* _Exercise requirements_
Check each line for the word "thermal" and report how many have it. Give nothing else.

---- Stored rows

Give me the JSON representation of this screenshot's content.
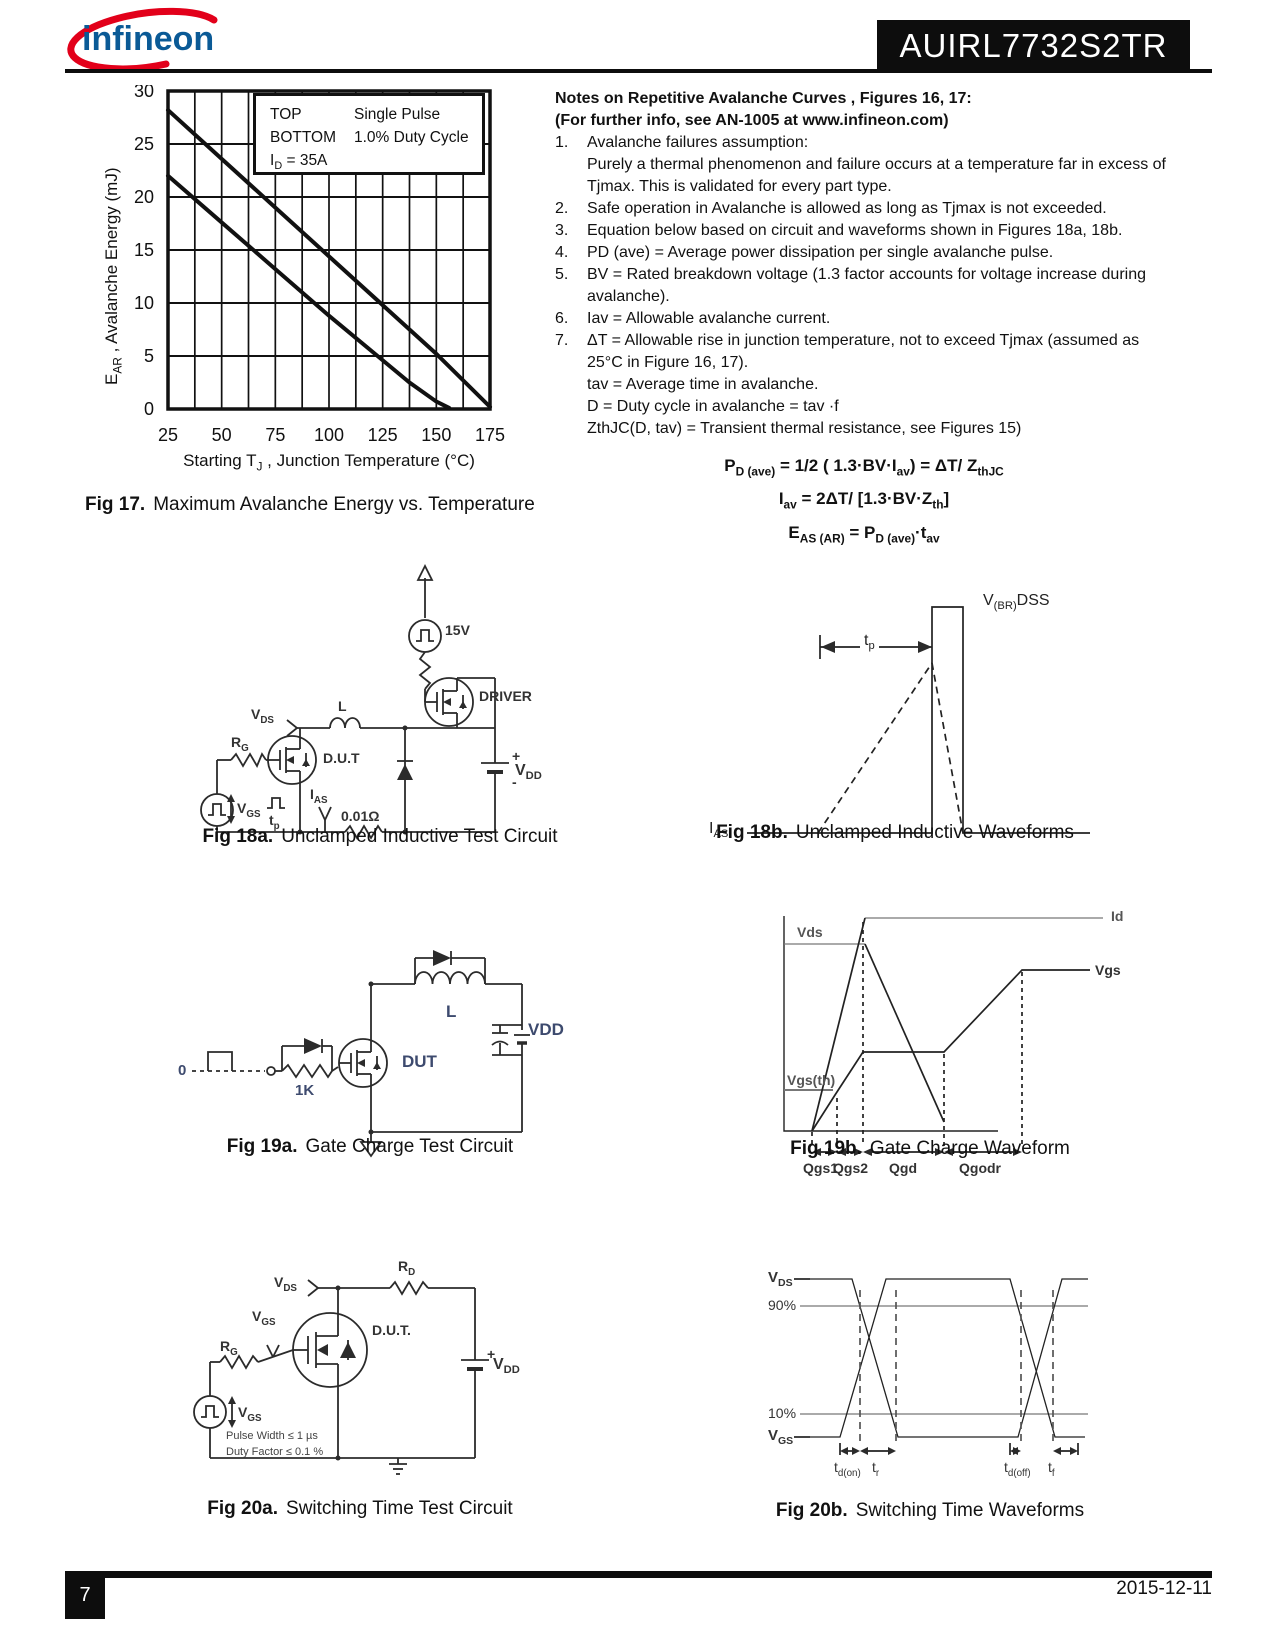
{
  "header": {
    "brand": "infineon",
    "part_number": "AUIRL7732S2TR"
  },
  "chart_data": {
    "type": "line",
    "title": "",
    "xlabel": "Starting TJ , Junction Temperature (°C)",
    "ylabel": "EAR , Avalanche Energy (mJ)",
    "xlabel_rich": [
      {
        "t": "Starting T"
      },
      {
        "t": "J",
        "sub": true
      },
      {
        "t": " , Junction Temperature (°C)"
      }
    ],
    "ylabel_rich": [
      {
        "t": "E"
      },
      {
        "t": "AR",
        "sub": true
      },
      {
        "t": " , Avalanche Energy (mJ)"
      }
    ],
    "xlim": [
      25,
      175
    ],
    "ylim": [
      0,
      30
    ],
    "xticks": [
      25,
      50,
      75,
      100,
      125,
      150,
      175
    ],
    "yticks": [
      0,
      5,
      10,
      15,
      20,
      25,
      30
    ],
    "x_minor_step": 12.5,
    "grid": true,
    "legend": {
      "position": "top-right",
      "rows": [
        [
          "TOP",
          "Single Pulse"
        ],
        [
          "BOTTOM",
          "1.0% Duty Cycle"
        ]
      ],
      "id_line": [
        {
          "t": "I"
        },
        {
          "t": "D",
          "sub": true
        },
        {
          "t": " = 35A"
        }
      ]
    },
    "series": [
      {
        "name": "Single Pulse",
        "x": [
          25,
          50,
          75,
          100,
          125,
          150,
          162.5,
          175
        ],
        "values": [
          28.2,
          23.6,
          19.0,
          14.4,
          9.8,
          5.2,
          2.7,
          0.2
        ]
      },
      {
        "name": "1.0% Duty Cycle",
        "x": [
          25,
          50,
          75,
          100,
          125,
          137.5,
          150,
          156
        ],
        "values": [
          22.0,
          17.6,
          13.2,
          8.8,
          4.6,
          2.5,
          0.7,
          0.1
        ]
      }
    ]
  },
  "figures": {
    "fig17": {
      "caption_label": "Fig 17.",
      "caption_text": "Maximum Avalanche Energy vs. Temperature"
    },
    "fig18a": {
      "caption_label": "Fig 18a.",
      "caption_text": "Unclamped Inductive Test Circuit",
      "labels": {
        "v15": "15V",
        "driver": "DRIVER",
        "l": "L",
        "vds": [
          {
            "t": "V"
          },
          {
            "t": "DS",
            "sub": true
          }
        ],
        "rg": [
          {
            "t": "R"
          },
          {
            "t": "G",
            "sub": true
          }
        ],
        "dut": "D.U.T",
        "ias": [
          {
            "t": "I"
          },
          {
            "t": "AS",
            "sub": true
          }
        ],
        "vgs": [
          {
            "t": "V"
          },
          {
            "t": "GS",
            "sub": true
          }
        ],
        "tp": [
          {
            "t": "t"
          },
          {
            "t": "p",
            "sub": true
          }
        ],
        "shunt": "0.01Ω",
        "vdd": [
          {
            "t": "V"
          },
          {
            "t": "DD",
            "sub": true
          }
        ],
        "plus": "+",
        "minus": "-"
      }
    },
    "fig18b": {
      "caption_label": "Fig 18b.",
      "caption_text": "Unclamped Inductive Waveforms",
      "labels": {
        "tp": [
          {
            "t": "t"
          },
          {
            "t": "p",
            "sub": true
          }
        ],
        "vbrdss": [
          {
            "t": "V"
          },
          {
            "t": "(BR)",
            "sub": true
          },
          {
            "t": "DSS"
          }
        ],
        "ias": [
          {
            "t": "I"
          },
          {
            "t": "AS",
            "sub": true
          }
        ]
      }
    },
    "fig19a": {
      "caption_label": "Fig 19a.",
      "caption_text": "Gate Charge Test Circuit",
      "labels": {
        "zero": "0",
        "onek": "1K",
        "dut": "DUT",
        "l": "L",
        "vdd": "VDD"
      }
    },
    "fig19b": {
      "caption_label": "Fig 19b.",
      "caption_text": "Gate Charge Waveform",
      "labels": {
        "id": "Id",
        "vds": "Vds",
        "vgsth": "Vgs(th)",
        "vgs": "Vgs",
        "qgs1": "Qgs1",
        "qgs2": "Qgs2",
        "qgd": "Qgd",
        "qgodr": "Qgodr"
      }
    },
    "fig20a": {
      "caption_label": "Fig 20a.",
      "caption_text": "Switching Time Test Circuit",
      "labels": {
        "vds": [
          {
            "t": "V"
          },
          {
            "t": "DS",
            "sub": true
          }
        ],
        "rd": [
          {
            "t": "R"
          },
          {
            "t": "D",
            "sub": true
          }
        ],
        "vgs_probe": [
          {
            "t": "V"
          },
          {
            "t": "GS",
            "sub": true
          }
        ],
        "dut": "D.U.T.",
        "rg": [
          {
            "t": "R"
          },
          {
            "t": "G",
            "sub": true
          }
        ],
        "vgs_src": [
          {
            "t": "V"
          },
          {
            "t": "GS",
            "sub": true
          }
        ],
        "pulse_width": "Pulse Width ≤ 1 µs",
        "duty_factor": "Duty Factor ≤ 0.1 %",
        "vdd": [
          {
            "t": "V"
          },
          {
            "t": "DD",
            "sub": true
          }
        ],
        "plus": "+"
      }
    },
    "fig20b": {
      "caption_label": "Fig 20b.",
      "caption_text": "Switching Time Waveforms",
      "labels": {
        "vds": [
          {
            "t": "V"
          },
          {
            "t": "DS",
            "sub": true
          }
        ],
        "p90": "90%",
        "p10": "10%",
        "vgs": [
          {
            "t": "V"
          },
          {
            "t": "GS",
            "sub": true
          }
        ],
        "tdon": [
          {
            "t": "t"
          },
          {
            "t": "d(on)",
            "sub": true
          }
        ],
        "tr": [
          {
            "t": "t"
          },
          {
            "t": "r",
            "sub": true
          }
        ],
        "tdoff": [
          {
            "t": "t"
          },
          {
            "t": "d(off)",
            "sub": true
          }
        ],
        "tf": [
          {
            "t": "t"
          },
          {
            "t": "f",
            "sub": true
          }
        ]
      }
    }
  },
  "notes": {
    "title1": "Notes on Repetitive Avalanche Curves , Figures 16, 17:",
    "title2": "(For further info, see AN-1005 at www.infineon.com)",
    "items": [
      {
        "num": "1.",
        "text": "Avalanche failures assumption:\nPurely a thermal phenomenon and failure occurs at a temperature far in excess of Tjmax. This is validated for every part type."
      },
      {
        "num": "2.",
        "text": "Safe operation in Avalanche is allowed as long as Tjmax is not exceeded."
      },
      {
        "num": "3.",
        "text": "Equation below based on circuit and waveforms shown in Figures 18a, 18b."
      },
      {
        "num": "4.",
        "text": "PD (ave) = Average power dissipation per single avalanche pulse."
      },
      {
        "num": "5.",
        "text": "BV = Rated breakdown voltage (1.3 factor accounts for voltage increase during avalanche)."
      },
      {
        "num": "6.",
        "text": "Iav = Allowable avalanche current."
      },
      {
        "num": "7.",
        "text": "ΔT = Allowable rise in junction temperature, not to exceed Tjmax (assumed as 25°C in Figure 16, 17)."
      },
      {
        "num": "",
        "text": "tav = Average time in avalanche."
      },
      {
        "num": "",
        "text": "D = Duty cycle in avalanche = tav ·f"
      },
      {
        "num": "",
        "text": "ZthJC(D, tav) = Transient thermal resistance, see Figures 15)"
      }
    ]
  },
  "equations": [
    [
      {
        "t": "P"
      },
      {
        "t": "D (ave)",
        "sub": true
      },
      {
        "t": " = 1/2 ( 1.3·BV·I"
      },
      {
        "t": "av",
        "sub": true
      },
      {
        "t": ") = ΔT/ Z"
      },
      {
        "t": "thJC",
        "sub": true
      }
    ],
    [
      {
        "t": "I"
      },
      {
        "t": "av",
        "sub": true
      },
      {
        "t": " = 2ΔT/ [1.3·BV·Z"
      },
      {
        "t": "th",
        "sub": true
      },
      {
        "t": "]"
      }
    ],
    [
      {
        "t": "E"
      },
      {
        "t": "AS (AR)",
        "sub": true
      },
      {
        "t": " = P"
      },
      {
        "t": "D (ave)",
        "sub": true
      },
      {
        "t": "·t"
      },
      {
        "t": "av",
        "sub": true
      }
    ]
  ],
  "footer": {
    "page": "7",
    "date": "2015-12-11"
  }
}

--------

* _Exercise answer_
2